══ Recorded information

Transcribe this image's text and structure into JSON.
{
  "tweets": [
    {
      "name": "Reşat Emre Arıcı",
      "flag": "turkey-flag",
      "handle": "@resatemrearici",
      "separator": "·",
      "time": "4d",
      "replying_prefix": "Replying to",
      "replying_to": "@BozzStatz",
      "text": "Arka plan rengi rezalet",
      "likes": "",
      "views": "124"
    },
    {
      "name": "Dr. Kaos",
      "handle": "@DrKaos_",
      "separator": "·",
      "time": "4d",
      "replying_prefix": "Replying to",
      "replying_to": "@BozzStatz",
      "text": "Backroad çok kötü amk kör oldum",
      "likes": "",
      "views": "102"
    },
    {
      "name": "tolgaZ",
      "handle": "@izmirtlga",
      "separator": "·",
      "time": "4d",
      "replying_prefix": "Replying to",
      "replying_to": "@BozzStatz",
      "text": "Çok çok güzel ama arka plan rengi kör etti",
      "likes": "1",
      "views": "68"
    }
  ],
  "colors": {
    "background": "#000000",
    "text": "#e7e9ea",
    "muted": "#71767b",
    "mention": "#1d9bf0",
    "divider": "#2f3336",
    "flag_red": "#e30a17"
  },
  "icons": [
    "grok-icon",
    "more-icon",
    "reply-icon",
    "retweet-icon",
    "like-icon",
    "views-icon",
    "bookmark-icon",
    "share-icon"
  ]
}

════

▸ **Exercise prompt**
Repeat all of the records above exactly as they appear.

▸ **Output below**
Transcribe this image's text and structure into JSON.
{
  "tweets": [
    {
      "name": "Reşat Emre Arıcı",
      "flag": "turkey-flag",
      "handle": "@resatemrearici",
      "separator": "·",
      "time": "4d",
      "replying_prefix": "Replying to",
      "replying_to": "@BozzStatz",
      "text": "Arka plan rengi rezalet",
      "likes": "",
      "views": "124"
    },
    {
      "name": "Dr. Kaos",
      "handle": "@DrKaos_",
      "separator": "·",
      "time": "4d",
      "replying_prefix": "Replying to",
      "replying_to": "@BozzStatz",
      "text": "Backroad çok kötü amk kör oldum",
      "likes": "",
      "views": "102"
    },
    {
      "name": "tolgaZ",
      "handle": "@izmirtlga",
      "separator": "·",
      "time": "4d",
      "replying_prefix": "Replying to",
      "replying_to": "@BozzStatz",
      "text": "Çok çok güzel ama arka plan rengi kör etti",
      "likes": "1",
      "views": "68"
    }
  ],
  "colors": {
    "background": "#000000",
    "text": "#e7e9ea",
    "muted": "#71767b",
    "mention": "#1d9bf0",
    "divider": "#2f3336",
    "flag_red": "#e30a17"
  },
  "icons": [
    "grok-icon",
    "more-icon",
    "reply-icon",
    "retweet-icon",
    "like-icon",
    "views-icon",
    "bookmark-icon",
    "share-icon"
  ]
}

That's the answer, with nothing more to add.